__Required task__.
In the data below, find every line with the string "SVHN" and pull it out.

__Items__.
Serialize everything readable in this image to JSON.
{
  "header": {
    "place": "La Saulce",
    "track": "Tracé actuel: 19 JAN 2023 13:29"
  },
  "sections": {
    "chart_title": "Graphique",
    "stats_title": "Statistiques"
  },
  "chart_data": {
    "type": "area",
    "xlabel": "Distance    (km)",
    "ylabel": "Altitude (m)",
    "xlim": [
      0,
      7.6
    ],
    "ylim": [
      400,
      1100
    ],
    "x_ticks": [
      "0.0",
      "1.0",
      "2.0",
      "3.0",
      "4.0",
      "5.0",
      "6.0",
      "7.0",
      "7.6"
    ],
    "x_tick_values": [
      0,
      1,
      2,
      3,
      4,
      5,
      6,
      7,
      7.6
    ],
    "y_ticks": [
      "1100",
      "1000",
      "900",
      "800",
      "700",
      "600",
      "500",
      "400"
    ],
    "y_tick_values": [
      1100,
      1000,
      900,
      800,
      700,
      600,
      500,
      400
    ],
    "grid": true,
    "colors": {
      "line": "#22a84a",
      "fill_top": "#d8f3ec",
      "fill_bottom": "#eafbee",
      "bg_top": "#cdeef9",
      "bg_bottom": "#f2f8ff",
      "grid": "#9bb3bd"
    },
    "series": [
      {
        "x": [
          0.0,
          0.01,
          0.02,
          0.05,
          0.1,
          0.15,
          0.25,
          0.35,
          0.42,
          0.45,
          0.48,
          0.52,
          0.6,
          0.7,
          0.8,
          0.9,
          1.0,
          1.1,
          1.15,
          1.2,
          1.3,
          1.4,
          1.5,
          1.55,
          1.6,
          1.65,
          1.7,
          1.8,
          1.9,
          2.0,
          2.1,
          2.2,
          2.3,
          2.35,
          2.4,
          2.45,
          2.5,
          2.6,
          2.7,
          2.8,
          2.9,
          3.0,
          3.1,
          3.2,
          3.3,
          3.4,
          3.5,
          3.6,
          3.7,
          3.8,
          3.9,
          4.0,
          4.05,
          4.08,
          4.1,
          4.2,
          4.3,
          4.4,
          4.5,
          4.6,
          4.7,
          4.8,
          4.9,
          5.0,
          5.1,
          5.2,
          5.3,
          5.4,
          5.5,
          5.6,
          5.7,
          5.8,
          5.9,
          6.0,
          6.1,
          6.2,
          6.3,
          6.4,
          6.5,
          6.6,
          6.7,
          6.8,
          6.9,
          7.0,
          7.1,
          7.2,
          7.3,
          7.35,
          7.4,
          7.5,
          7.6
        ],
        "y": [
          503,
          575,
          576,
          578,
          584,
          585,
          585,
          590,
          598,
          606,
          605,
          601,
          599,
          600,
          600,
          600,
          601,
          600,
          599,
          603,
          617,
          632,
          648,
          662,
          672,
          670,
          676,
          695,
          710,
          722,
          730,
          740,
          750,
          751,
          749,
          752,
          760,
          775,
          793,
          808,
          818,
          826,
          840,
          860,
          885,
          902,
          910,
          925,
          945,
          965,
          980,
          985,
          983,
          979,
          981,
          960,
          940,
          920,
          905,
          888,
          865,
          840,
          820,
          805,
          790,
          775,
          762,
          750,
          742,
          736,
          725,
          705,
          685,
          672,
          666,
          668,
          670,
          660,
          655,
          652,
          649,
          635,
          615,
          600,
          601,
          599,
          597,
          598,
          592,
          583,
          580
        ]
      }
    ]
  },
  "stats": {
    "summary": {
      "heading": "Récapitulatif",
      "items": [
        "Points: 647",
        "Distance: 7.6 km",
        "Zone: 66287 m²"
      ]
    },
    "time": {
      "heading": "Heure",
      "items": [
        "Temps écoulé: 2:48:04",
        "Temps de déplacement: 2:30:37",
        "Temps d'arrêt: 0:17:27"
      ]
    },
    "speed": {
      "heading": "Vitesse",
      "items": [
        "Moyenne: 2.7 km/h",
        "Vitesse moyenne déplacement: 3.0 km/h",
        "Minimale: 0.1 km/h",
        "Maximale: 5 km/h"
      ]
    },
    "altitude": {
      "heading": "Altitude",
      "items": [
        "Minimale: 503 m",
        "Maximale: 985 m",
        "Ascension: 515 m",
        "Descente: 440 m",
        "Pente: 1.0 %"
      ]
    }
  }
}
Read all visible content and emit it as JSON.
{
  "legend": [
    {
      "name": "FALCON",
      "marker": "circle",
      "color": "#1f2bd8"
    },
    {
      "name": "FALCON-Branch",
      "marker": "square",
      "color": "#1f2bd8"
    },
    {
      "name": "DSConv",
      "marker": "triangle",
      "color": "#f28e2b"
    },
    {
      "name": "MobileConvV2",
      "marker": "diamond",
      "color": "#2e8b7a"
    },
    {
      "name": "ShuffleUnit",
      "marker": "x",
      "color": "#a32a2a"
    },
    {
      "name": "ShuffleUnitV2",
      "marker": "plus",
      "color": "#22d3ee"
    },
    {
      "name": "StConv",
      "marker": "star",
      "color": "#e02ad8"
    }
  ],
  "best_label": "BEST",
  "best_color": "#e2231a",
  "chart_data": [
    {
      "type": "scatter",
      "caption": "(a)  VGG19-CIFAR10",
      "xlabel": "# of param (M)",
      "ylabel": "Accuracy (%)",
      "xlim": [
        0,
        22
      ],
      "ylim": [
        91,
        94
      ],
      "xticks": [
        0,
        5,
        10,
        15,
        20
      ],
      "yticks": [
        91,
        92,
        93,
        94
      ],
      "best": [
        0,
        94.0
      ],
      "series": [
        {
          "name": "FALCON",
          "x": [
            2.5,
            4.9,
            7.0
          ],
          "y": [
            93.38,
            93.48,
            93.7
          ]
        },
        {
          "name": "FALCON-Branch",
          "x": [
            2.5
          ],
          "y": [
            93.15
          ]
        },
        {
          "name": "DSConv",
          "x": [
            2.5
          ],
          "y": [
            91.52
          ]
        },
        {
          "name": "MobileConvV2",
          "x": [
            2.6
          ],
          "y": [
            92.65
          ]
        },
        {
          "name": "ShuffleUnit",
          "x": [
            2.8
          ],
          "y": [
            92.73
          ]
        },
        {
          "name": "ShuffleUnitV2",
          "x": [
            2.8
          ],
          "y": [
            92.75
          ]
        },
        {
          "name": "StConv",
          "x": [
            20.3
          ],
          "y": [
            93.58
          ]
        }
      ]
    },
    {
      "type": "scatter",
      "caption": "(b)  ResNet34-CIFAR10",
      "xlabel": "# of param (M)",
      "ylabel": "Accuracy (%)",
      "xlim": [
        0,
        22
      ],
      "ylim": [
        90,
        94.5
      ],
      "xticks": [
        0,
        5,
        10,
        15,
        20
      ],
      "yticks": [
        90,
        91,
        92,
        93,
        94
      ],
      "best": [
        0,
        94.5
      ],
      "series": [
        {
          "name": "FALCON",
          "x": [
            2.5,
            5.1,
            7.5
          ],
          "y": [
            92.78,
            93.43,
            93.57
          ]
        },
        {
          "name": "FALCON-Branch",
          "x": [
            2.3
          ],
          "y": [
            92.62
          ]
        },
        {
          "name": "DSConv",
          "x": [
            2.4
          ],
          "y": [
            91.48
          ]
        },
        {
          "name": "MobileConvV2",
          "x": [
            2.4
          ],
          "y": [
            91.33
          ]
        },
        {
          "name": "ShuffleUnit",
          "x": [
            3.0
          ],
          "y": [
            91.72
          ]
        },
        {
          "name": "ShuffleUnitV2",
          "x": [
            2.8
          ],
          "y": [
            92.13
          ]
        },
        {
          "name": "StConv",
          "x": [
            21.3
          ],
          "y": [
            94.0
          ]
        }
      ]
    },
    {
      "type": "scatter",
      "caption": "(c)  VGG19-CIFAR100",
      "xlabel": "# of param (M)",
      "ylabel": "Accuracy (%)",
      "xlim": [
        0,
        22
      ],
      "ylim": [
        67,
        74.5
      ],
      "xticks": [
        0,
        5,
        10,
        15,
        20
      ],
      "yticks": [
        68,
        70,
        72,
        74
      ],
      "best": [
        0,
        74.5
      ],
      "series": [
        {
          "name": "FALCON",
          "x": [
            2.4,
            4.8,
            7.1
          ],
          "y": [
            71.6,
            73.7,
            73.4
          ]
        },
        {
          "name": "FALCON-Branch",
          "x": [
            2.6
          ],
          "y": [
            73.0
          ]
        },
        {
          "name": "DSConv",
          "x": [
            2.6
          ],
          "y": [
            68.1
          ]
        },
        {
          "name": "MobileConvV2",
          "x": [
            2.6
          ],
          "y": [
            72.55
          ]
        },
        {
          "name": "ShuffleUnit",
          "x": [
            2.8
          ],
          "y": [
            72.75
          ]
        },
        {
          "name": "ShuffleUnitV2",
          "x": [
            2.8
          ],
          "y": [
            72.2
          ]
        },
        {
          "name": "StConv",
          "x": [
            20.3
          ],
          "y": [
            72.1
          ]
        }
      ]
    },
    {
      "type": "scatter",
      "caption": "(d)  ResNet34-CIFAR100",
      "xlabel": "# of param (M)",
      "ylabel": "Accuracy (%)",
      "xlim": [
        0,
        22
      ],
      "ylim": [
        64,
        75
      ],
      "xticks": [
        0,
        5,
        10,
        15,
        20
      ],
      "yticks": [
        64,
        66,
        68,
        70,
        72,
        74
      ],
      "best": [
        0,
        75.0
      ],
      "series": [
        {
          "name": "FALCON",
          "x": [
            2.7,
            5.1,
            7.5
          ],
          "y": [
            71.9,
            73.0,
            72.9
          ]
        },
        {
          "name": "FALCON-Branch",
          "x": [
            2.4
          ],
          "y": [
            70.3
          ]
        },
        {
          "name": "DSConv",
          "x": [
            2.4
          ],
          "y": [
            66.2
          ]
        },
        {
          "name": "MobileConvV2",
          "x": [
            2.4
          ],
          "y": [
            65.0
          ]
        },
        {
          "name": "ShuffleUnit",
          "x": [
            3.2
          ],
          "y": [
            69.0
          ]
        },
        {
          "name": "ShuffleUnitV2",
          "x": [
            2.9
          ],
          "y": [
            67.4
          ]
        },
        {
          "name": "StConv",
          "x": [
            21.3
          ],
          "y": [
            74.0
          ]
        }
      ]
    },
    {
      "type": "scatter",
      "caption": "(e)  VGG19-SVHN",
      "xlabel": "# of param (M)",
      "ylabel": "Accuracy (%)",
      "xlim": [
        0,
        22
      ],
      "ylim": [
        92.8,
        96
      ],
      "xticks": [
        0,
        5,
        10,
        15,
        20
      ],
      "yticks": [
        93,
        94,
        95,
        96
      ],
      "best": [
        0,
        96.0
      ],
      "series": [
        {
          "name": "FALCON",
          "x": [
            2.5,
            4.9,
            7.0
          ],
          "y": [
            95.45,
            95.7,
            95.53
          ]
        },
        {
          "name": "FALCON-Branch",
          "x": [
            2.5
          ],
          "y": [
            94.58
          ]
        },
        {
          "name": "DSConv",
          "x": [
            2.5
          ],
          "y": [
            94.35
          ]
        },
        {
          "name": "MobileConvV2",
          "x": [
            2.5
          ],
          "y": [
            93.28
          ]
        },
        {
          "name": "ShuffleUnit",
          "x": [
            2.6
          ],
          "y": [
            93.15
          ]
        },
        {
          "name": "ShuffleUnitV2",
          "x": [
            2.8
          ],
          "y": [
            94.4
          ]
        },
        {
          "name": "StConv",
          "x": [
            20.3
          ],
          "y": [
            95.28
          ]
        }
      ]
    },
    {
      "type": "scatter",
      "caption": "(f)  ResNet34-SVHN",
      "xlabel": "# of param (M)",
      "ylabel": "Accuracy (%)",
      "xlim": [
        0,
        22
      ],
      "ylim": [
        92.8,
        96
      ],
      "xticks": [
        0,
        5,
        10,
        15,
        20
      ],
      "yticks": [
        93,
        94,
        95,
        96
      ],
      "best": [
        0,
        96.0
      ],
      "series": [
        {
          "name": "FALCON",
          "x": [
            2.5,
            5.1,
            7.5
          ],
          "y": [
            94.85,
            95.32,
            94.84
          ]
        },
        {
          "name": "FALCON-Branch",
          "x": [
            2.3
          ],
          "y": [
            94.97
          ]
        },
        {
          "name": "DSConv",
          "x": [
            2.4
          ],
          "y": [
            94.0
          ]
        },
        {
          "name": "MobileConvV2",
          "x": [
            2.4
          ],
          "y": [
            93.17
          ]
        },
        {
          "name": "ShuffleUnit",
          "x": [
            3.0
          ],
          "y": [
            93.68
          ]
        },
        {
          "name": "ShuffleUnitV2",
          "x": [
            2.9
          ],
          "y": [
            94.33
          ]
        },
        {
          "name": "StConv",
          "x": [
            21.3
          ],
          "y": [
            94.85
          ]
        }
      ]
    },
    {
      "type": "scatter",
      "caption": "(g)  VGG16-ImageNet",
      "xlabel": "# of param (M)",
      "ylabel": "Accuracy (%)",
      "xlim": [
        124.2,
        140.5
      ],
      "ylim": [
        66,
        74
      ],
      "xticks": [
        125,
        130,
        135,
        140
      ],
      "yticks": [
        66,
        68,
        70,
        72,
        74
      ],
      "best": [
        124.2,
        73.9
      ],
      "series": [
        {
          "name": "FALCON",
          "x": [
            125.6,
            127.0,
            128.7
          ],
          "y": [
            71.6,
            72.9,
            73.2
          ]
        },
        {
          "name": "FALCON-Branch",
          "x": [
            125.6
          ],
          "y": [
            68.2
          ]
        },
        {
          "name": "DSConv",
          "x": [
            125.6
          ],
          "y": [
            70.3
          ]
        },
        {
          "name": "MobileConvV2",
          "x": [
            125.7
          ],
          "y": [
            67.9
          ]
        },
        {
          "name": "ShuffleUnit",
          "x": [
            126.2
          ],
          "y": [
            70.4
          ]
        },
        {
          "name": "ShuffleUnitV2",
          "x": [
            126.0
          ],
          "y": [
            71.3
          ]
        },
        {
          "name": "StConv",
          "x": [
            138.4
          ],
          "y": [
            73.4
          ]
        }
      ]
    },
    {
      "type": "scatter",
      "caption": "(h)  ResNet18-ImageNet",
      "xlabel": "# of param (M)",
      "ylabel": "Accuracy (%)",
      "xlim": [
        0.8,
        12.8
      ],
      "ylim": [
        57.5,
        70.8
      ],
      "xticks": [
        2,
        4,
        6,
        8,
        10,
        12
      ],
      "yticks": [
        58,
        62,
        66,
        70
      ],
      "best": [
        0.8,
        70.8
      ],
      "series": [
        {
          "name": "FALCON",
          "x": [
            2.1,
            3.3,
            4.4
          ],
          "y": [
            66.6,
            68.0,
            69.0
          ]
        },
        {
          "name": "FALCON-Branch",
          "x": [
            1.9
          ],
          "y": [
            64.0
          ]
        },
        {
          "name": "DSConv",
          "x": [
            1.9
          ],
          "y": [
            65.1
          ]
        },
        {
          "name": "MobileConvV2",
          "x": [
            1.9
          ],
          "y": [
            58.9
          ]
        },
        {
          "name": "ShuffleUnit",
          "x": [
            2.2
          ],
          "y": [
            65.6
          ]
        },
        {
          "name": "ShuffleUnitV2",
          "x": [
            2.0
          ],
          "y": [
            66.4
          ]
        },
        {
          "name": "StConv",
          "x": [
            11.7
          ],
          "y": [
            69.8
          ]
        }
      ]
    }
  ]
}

__Result below__.
      "caption": "(e)  VGG19-SVHN",
      "caption": "(f)  ResNet34-SVHN",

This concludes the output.